ENTRIES SUPPLIED

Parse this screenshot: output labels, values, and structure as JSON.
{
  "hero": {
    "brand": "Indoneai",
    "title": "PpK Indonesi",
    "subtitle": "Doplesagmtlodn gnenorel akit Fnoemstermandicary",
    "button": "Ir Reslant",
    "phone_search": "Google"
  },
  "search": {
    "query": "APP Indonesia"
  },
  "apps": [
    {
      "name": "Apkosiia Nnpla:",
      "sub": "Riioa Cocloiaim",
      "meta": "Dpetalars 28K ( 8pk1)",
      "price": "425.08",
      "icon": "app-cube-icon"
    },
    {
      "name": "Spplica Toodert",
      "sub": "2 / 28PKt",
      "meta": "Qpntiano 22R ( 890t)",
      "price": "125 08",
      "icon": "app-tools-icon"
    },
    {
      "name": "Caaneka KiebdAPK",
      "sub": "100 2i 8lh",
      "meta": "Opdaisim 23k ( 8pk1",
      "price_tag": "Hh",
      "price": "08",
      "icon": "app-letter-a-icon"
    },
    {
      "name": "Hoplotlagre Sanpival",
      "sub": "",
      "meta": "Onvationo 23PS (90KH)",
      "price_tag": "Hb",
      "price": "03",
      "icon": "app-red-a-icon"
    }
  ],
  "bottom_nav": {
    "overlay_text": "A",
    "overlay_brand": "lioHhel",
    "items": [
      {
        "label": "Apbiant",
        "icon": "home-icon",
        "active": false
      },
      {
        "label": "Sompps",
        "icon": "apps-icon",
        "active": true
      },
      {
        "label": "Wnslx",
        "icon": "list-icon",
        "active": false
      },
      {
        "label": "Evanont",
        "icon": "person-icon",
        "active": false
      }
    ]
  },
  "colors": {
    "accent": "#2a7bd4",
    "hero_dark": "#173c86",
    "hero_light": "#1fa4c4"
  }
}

STATED GOAL
Return each line of the records above exactly as it reads.

SOLUTION BELOW
Parse this screenshot: output labels, values, and structure as JSON.
{
  "hero": {
    "brand": "Indoneai",
    "title": "PpK Indonesi",
    "subtitle": "Doplesagmtlodn gnenorel akit Fnoemstermandicary",
    "button": "Ir Reslant",
    "phone_search": "Google"
  },
  "search": {
    "query": "APP Indonesia"
  },
  "apps": [
    {
      "name": "Apkosiia Nnpla:",
      "sub": "Riioa Cocloiaim",
      "meta": "Dpetalars 28K ( 8pk1)",
      "price": "425.08",
      "icon": "app-cube-icon"
    },
    {
      "name": "Spplica Toodert",
      "sub": "2 / 28PKt",
      "meta": "Qpntiano 22R ( 890t)",
      "price": "125 08",
      "icon": "app-tools-icon"
    },
    {
      "name": "Caaneka KiebdAPK",
      "sub": "100 2i 8lh",
      "meta": "Opdaisim 23k ( 8pk1",
      "price_tag": "Hh",
      "price": "08",
      "icon": "app-letter-a-icon"
    },
    {
      "name": "Hoplotlagre Sanpival",
      "sub": "",
      "meta": "Onvationo 23PS (90KH)",
      "price_tag": "Hb",
      "price": "03",
      "icon": "app-red-a-icon"
    }
  ],
  "bottom_nav": {
    "overlay_text": "A",
    "overlay_brand": "lioHhel",
    "items": [
      {
        "label": "Apbiant",
        "icon": "home-icon",
        "active": false
      },
      {
        "label": "Sompps",
        "icon": "apps-icon",
        "active": true
      },
      {
        "label": "Wnslx",
        "icon": "list-icon",
        "active": false
      },
      {
        "label": "Evanont",
        "icon": "person-icon",
        "active": false
      }
    ]
  },
  "colors": {
    "accent": "#2a7bd4",
    "hero_dark": "#173c86",
    "hero_light": "#1fa4c4"
  }
}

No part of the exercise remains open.